++++ RECORDED DATA ++++
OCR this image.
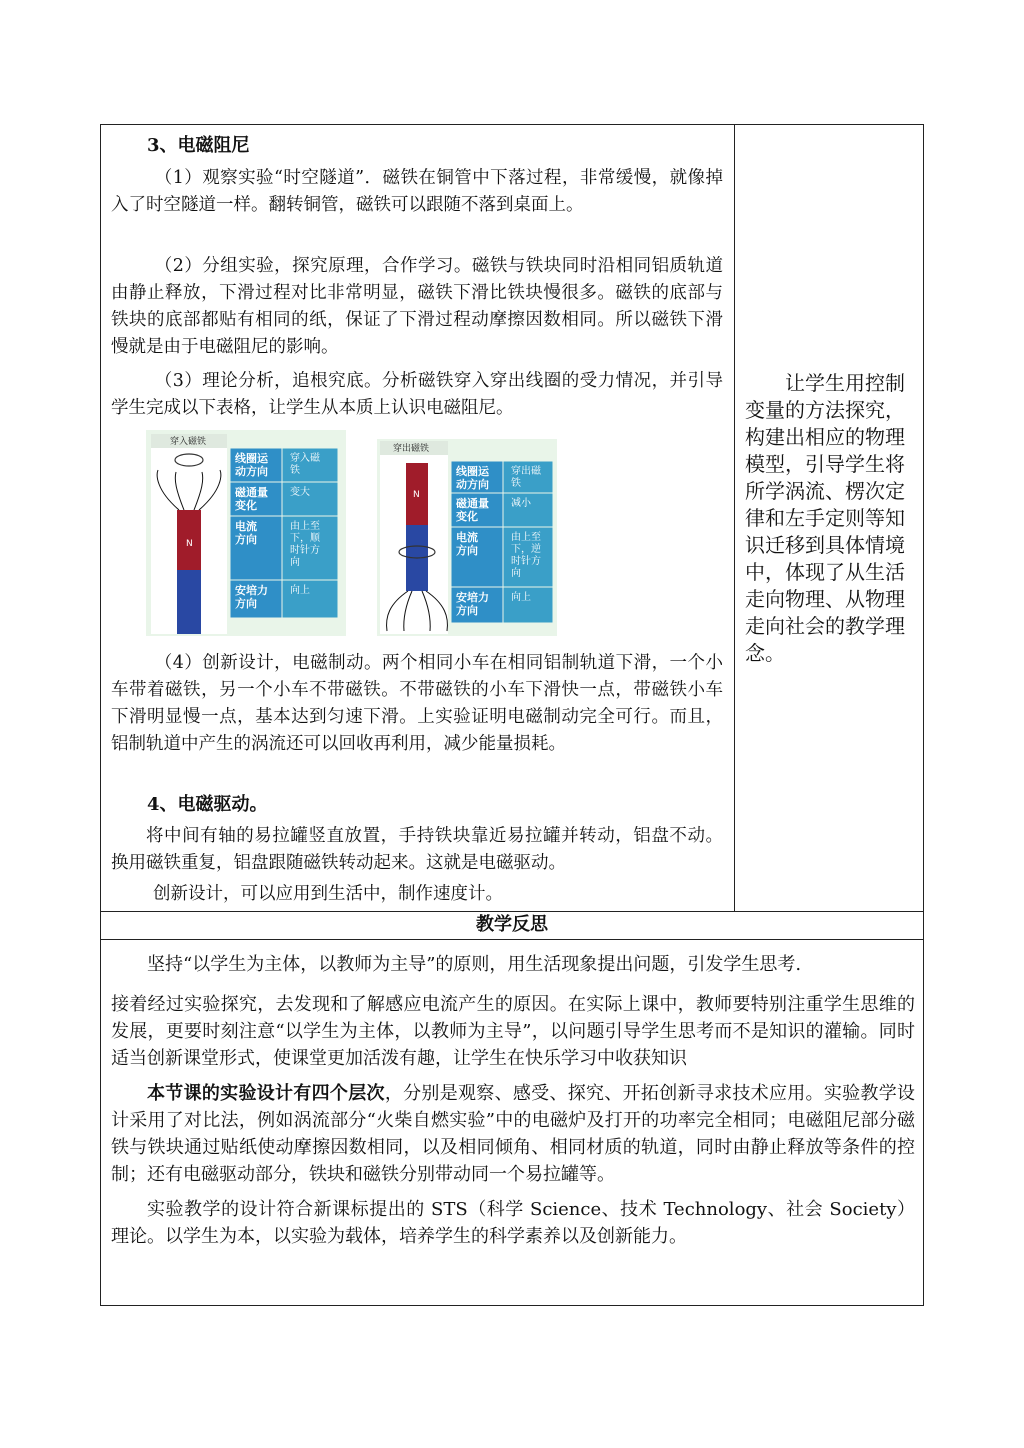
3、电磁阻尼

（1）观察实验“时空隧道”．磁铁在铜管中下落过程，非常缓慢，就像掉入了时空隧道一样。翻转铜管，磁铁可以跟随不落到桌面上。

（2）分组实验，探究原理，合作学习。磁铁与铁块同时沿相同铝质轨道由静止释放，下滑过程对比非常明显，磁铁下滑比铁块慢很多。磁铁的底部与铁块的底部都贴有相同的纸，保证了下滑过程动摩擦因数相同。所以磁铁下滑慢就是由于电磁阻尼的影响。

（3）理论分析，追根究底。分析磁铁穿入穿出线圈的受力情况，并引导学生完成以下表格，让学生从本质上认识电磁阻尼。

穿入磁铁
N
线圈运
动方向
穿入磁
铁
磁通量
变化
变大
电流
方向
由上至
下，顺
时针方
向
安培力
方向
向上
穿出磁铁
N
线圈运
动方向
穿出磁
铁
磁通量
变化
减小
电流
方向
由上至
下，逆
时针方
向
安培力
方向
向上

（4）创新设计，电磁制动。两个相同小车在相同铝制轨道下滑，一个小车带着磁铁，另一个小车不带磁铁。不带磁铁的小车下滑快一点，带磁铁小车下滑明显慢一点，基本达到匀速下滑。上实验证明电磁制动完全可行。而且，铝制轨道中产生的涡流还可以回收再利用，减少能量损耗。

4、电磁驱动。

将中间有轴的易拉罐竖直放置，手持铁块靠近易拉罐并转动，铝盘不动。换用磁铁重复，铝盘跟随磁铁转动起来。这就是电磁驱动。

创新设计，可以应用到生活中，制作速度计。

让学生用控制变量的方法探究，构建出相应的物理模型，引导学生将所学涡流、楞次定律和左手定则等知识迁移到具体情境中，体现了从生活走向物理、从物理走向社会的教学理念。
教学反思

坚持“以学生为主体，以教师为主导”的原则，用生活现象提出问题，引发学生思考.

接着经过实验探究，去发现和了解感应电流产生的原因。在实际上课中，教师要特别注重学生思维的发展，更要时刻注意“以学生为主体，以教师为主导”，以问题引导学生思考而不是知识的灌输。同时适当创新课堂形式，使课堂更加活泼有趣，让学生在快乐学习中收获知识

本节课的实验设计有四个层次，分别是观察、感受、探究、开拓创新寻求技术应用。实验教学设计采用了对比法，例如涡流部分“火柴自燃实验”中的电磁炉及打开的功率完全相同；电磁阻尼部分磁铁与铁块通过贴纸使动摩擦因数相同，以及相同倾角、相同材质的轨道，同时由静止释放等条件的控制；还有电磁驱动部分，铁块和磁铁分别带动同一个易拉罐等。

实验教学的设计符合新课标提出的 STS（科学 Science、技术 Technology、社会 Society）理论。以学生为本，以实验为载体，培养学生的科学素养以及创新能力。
++++
WRITTEN TASK
Repeat the material above verbatim. Leave the pictures behind.

COMPLETED EXERCISE
OCR this image.
3、电磁阻尼

（1）观察实验“时空隧道”．磁铁在铜管中下落过程，非常缓慢，就像掉入了时空隧道一样。翻转铜管，磁铁可以跟随不落到桌面上。

（2）分组实验，探究原理，合作学习。磁铁与铁块同时沿相同铝质轨道由静止释放，下滑过程对比非常明显，磁铁下滑比铁块慢很多。磁铁的底部与铁块的底部都贴有相同的纸，保证了下滑过程动摩擦因数相同。所以磁铁下滑慢就是由于电磁阻尼的影响。

（3）理论分析，追根究底。分析磁铁穿入穿出线圈的受力情况，并引导学生完成以下表格，让学生从本质上认识电磁阻尼。

穿入磁铁
N
线圈运
动方向
穿入磁
铁
磁通量
变化
变大
电流
方向
由上至
下，顺
时针方
向
安培力
方向
向上
穿出磁铁
N
线圈运
动方向
穿出磁
铁
磁通量
变化
减小
电流
方向
由上至
下，逆
时针方
向
安培力
方向
向上

（4）创新设计，电磁制动。两个相同小车在相同铝制轨道下滑，一个小车带着磁铁，另一个小车不带磁铁。不带磁铁的小车下滑快一点，带磁铁小车下滑明显慢一点，基本达到匀速下滑。上实验证明电磁制动完全可行。而且，铝制轨道中产生的涡流还可以回收再利用，减少能量损耗。

4、电磁驱动。

将中间有轴的易拉罐竖直放置，手持铁块靠近易拉罐并转动，铝盘不动。换用磁铁重复，铝盘跟随磁铁转动起来。这就是电磁驱动。

创新设计，可以应用到生活中，制作速度计。

让学生用控制变量的方法探究，构建出相应的物理模型，引导学生将所学涡流、楞次定律和左手定则等知识迁移到具体情境中，体现了从生活走向物理、从物理走向社会的教学理念。
教学反思

坚持“以学生为主体，以教师为主导”的原则，用生活现象提出问题，引发学生思考.

接着经过实验探究，去发现和了解感应电流产生的原因。在实际上课中，教师要特别注重学生思维的发展，更要时刻注意“以学生为主体，以教师为主导”，以问题引导学生思考而不是知识的灌输。同时适当创新课堂形式，使课堂更加活泼有趣，让学生在快乐学习中收获知识

本节课的实验设计有四个层次，分别是观察、感受、探究、开拓创新寻求技术应用。实验教学设计采用了对比法，例如涡流部分“火柴自燃实验”中的电磁炉及打开的功率完全相同；电磁阻尼部分磁铁与铁块通过贴纸使动摩擦因数相同，以及相同倾角、相同材质的轨道，同时由静止释放等条件的控制；还有电磁驱动部分，铁块和磁铁分别带动同一个易拉罐等。

实验教学的设计符合新课标提出的 STS（科学 Science、技术 Technology、社会 Society）理论。以学生为本，以实验为载体，培养学生的科学素养以及创新能力。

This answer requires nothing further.